§ Exercise:
Take the line that has "Give me a plain-text" and all the lines that come after it in the records, and write them out again exactly. Add no other line.

────

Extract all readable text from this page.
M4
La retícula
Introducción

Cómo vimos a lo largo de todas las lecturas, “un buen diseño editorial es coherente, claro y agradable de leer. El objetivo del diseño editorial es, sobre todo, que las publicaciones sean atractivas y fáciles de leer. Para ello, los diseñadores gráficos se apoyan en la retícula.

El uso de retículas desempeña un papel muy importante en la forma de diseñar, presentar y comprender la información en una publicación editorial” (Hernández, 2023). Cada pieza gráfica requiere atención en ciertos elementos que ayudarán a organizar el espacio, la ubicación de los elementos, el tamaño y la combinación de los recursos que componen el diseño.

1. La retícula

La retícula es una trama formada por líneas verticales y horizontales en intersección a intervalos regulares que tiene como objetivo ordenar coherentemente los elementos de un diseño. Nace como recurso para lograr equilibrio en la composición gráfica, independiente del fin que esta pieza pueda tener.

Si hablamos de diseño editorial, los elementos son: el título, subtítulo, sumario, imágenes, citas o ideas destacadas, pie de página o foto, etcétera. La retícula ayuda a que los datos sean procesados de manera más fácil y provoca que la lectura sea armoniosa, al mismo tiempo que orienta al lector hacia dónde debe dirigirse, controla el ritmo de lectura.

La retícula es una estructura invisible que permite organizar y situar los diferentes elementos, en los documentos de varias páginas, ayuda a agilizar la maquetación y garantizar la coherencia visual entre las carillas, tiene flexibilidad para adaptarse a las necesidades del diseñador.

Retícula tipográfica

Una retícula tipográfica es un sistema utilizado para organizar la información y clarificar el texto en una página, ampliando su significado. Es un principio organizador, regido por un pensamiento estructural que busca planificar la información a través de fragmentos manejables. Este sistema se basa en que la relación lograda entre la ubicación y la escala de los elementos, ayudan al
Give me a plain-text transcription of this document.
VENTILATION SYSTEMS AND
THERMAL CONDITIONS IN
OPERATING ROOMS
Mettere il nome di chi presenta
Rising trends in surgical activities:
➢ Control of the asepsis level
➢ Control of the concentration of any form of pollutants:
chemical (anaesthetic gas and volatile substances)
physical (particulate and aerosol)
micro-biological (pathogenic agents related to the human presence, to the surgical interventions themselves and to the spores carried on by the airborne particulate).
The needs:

────

§ Reply to the exercise:
Give me a plain-text transcription of this document.
VENTILATION SYSTEMS AND
THERMAL CONDITIONS IN
OPERATING ROOMS
Mettere il nome di chi presenta
Rising trends in surgical activities:
➢ Control of the asepsis level
➢ Control of the concentration of any form of pollutants:
chemical (anaesthetic gas and volatile substances)
physical (particulate and aerosol)
micro-biological (pathogenic agents related to the human presence, to the surgical interventions themselves and to the spores carried on by the airborne particulate).
The needs:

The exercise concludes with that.